▶ **Exercise materials**:
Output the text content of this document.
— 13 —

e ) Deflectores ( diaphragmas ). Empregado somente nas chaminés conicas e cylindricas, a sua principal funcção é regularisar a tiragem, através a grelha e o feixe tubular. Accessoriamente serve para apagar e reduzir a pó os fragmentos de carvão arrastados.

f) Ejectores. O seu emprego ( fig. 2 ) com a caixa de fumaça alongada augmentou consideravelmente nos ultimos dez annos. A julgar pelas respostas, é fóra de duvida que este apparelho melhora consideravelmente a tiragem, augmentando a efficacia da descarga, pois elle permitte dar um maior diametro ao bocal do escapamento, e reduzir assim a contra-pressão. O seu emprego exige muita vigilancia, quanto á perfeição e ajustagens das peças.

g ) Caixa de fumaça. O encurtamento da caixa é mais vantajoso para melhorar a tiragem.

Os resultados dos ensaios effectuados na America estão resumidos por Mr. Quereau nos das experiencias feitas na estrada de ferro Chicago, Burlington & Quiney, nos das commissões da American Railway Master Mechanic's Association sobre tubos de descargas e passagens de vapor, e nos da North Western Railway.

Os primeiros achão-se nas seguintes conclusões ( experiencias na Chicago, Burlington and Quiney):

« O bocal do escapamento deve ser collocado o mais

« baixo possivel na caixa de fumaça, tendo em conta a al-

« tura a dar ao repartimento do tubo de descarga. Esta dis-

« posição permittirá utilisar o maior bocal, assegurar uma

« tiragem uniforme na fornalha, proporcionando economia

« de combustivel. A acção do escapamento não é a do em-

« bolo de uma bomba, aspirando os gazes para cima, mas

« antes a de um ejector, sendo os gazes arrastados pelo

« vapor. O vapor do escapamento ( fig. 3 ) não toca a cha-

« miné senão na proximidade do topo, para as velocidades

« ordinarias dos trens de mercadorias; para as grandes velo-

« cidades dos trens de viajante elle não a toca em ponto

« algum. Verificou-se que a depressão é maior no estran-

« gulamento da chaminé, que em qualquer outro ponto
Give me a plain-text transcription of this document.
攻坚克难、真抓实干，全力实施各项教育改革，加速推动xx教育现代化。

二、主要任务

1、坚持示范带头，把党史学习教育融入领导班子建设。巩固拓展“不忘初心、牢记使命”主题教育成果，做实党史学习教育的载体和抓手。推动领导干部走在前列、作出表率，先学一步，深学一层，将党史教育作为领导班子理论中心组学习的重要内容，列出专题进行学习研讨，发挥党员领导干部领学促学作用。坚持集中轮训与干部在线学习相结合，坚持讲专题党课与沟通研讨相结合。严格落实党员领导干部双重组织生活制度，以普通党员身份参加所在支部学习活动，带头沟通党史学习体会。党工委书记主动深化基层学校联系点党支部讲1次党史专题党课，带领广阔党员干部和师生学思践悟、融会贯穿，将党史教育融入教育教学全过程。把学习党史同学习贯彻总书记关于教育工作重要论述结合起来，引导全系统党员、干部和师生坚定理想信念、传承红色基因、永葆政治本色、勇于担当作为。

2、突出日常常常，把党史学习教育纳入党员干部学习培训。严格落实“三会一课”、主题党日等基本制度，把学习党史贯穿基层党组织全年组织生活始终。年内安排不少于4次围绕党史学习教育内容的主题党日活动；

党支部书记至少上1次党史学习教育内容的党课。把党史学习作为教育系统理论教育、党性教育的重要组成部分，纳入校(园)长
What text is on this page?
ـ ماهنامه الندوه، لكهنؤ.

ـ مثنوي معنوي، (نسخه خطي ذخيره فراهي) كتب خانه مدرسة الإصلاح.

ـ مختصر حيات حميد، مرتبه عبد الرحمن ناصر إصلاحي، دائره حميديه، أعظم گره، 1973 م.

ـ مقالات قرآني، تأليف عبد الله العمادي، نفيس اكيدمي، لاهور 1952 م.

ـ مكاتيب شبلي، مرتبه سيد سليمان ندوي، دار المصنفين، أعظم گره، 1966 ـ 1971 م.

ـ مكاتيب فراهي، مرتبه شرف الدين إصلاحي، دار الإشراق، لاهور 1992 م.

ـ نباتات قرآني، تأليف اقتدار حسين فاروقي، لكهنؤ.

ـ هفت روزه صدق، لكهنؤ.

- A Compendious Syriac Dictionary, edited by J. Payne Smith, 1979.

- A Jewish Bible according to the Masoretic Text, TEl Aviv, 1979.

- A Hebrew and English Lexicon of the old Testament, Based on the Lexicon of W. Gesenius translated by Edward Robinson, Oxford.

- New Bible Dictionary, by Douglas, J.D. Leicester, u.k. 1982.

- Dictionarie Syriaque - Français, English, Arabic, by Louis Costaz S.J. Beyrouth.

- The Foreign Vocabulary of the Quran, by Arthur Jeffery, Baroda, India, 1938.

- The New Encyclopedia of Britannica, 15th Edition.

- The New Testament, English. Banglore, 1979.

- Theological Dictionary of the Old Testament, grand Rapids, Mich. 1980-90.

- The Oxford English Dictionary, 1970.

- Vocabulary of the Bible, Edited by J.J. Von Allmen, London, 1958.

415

▶ **Given exercise**: Retype the listing. Match it exactly.

▶ **Task result**:
Output the text content of this document.
— 13 —

e ) Deflectores ( diaphragmas ). Empregado somente nas chaminés conicas e cylindricas, a sua principal funcção é regularisar a tiragem, através a grelha e o feixe tubular. Accessoriamente serve para apagar e reduzir a pó os fragmentos de carvão arrastados.

f) Ejectores. O seu emprego ( fig. 2 ) com a caixa de fumaça alongada augmentou consideravelmente nos ultimos dez annos. A julgar pelas respostas, é fóra de duvida que este apparelho melhora consideravelmente a tiragem, augmentando a efficacia da descarga, pois elle permitte dar um maior diametro ao bocal do escapamento, e reduzir assim a contra-pressão. O seu emprego exige muita vigilancia, quanto á perfeição e ajustagens das peças.

g ) Caixa de fumaça. O encurtamento da caixa é mais vantajoso para melhorar a tiragem.

Os resultados dos ensaios effectuados na America estão resumidos por Mr. Quereau nos das experiencias feitas na estrada de ferro Chicago, Burlington & Quiney, nos das commissões da American Railway Master Mechanic's Association sobre tubos de descargas e passagens de vapor, e nos da North Western Railway.

Os primeiros achão-se nas seguintes conclusões ( experiencias na Chicago, Burlington and Quiney):

« O bocal do escapamento deve ser collocado o mais

« baixo possivel na caixa de fumaça, tendo em conta a al-

« tura a dar ao repartimento do tubo de descarga. Esta dis-

« posição permittirá utilisar o maior bocal, assegurar uma

« tiragem uniforme na fornalha, proporcionando economia

« de combustivel. A acção do escapamento não é a do em-

« bolo de uma bomba, aspirando os gazes para cima, mas

« antes a de um ejector, sendo os gazes arrastados pelo

« vapor. O vapor do escapamento ( fig. 3 ) não toca a cha-

« miné senão na proximidade do topo, para as velocidades

« ordinarias dos trens de mercadorias; para as grandes velo-

« cidades dos trens de viajante elle não a toca em ponto

« algum. Verificou-se que a depressão é maior no estran-

« gulamento da chaminé, que em qualquer outro ponto
Give me a plain-text transcription of this document.
攻坚克难、真抓实干，全力实施各项教育改革，加速推动xx教育现代化。

二、主要任务

1、坚持示范带头，把党史学习教育融入领导班子建设。巩固拓展“不忘初心、牢记使命”主题教育成果，做实党史学习教育的载体和抓手。推动领导干部走在前列、作出表率，先学一步，深学一层，将党史教育作为领导班子理论中心组学习的重要内容，列出专题进行学习研讨，发挥党员领导干部领学促学作用。坚持集中轮训与干部在线学习相结合，坚持讲专题党课与沟通研讨相结合。严格落实党员领导干部双重组织生活制度，以普通党员身份参加所在支部学习活动，带头沟通党史学习体会。党工委书记主动深化基层学校联系点党支部讲1次党史专题党课，带领广阔党员干部和师生学思践悟、融会贯穿，将党史教育融入教育教学全过程。把学习党史同学习贯彻总书记关于教育工作重要论述结合起来，引导全系统党员、干部和师生坚定理想信念、传承红色基因、永葆政治本色、勇于担当作为。

2、突出日常常常，把党史学习教育纳入党员干部学习培训。严格落实“三会一课”、主题党日等基本制度，把学习党史贯穿基层党组织全年组织生活始终。年内安排不少于4次围绕党史学习教育内容的主题党日活动；

党支部书记至少上1次党史学习教育内容的党课。把党史学习作为教育系统理论教育、党性教育的重要组成部分，纳入校(园)长
What text is on this page?
ـ ماهنامه الندوه، لكهنؤ.

ـ مثنوي معنوي، (نسخه خطي ذخيره فراهي) كتب خانه مدرسة الإصلاح.

ـ مختصر حيات حميد، مرتبه عبد الرحمن ناصر إصلاحي، دائره حميديه، أعظم گره، 1973 م.

ـ مقالات قرآني، تأليف عبد الله العمادي، نفيس اكيدمي، لاهور 1952 م.

ـ مكاتيب شبلي، مرتبه سيد سليمان ندوي، دار المصنفين، أعظم گره، 1966 ـ 1971 م.

ـ مكاتيب فراهي، مرتبه شرف الدين إصلاحي، دار الإشراق، لاهور 1992 م.

ـ نباتات قرآني، تأليف اقتدار حسين فاروقي، لكهنؤ.

ـ هفت روزه صدق، لكهنؤ.

- A Compendious Syriac Dictionary, edited by J. Payne Smith, 1979.

- A Jewish Bible according to the Masoretic Text, TEl Aviv, 1979.

- A Hebrew and English Lexicon of the old Testament, Based on the Lexicon of W. Gesenius translated by Edward Robinson, Oxford.

- New Bible Dictionary, by Douglas, J.D. Leicester, u.k. 1982.

- Dictionarie Syriaque - Français, English, Arabic, by Louis Costaz S.J. Beyrouth.

- The Foreign Vocabulary of the Quran, by Arthur Jeffery, Baroda, India, 1938.

- The New Encyclopedia of Britannica, 15th Edition.

- The New Testament, English. Banglore, 1979.

- Theological Dictionary of the Old Testament, grand Rapids, Mich. 1980-90.

- The Oxford English Dictionary, 1970.

- Vocabulary of the Bible, Edited by J.J. Von Allmen, London, 1958.

415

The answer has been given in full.